>>

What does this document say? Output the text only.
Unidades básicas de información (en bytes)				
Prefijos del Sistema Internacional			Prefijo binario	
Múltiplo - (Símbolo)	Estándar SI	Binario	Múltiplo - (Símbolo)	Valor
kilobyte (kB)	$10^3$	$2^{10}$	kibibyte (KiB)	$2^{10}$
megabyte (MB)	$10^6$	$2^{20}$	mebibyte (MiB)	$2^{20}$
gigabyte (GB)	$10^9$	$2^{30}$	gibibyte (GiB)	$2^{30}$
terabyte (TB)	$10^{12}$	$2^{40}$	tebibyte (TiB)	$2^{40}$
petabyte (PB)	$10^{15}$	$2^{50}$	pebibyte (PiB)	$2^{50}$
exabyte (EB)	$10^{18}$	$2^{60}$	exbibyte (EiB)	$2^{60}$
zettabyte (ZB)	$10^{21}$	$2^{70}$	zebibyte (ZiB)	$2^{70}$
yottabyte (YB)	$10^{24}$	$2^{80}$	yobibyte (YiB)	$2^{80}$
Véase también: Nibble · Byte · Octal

<<

▸ Task statement
Each line of the listing above should be output exactly.

▸ Complete output
What does this document say? Output the text only.
Unidades básicas de información (en bytes)				
Prefijos del Sistema Internacional			Prefijo binario	
Múltiplo - (Símbolo)	Estándar SI	Binario	Múltiplo - (Símbolo)	Valor
kilobyte (kB)	$10^3$	$2^{10}$	kibibyte (KiB)	$2^{10}$
megabyte (MB)	$10^6$	$2^{20}$	mebibyte (MiB)	$2^{20}$
gigabyte (GB)	$10^9$	$2^{30}$	gibibyte (GiB)	$2^{30}$
terabyte (TB)	$10^{12}$	$2^{40}$	tebibyte (TiB)	$2^{40}$
petabyte (PB)	$10^{15}$	$2^{50}$	pebibyte (PiB)	$2^{50}$
exabyte (EB)	$10^{18}$	$2^{60}$	exbibyte (EiB)	$2^{60}$
zettabyte (ZB)	$10^{21}$	$2^{70}$	zebibyte (ZiB)	$2^{70}$
yottabyte (YB)	$10^{24}$	$2^{80}$	yobibyte (YiB)	$2^{80}$
Véase también: Nibble · Byte · Octal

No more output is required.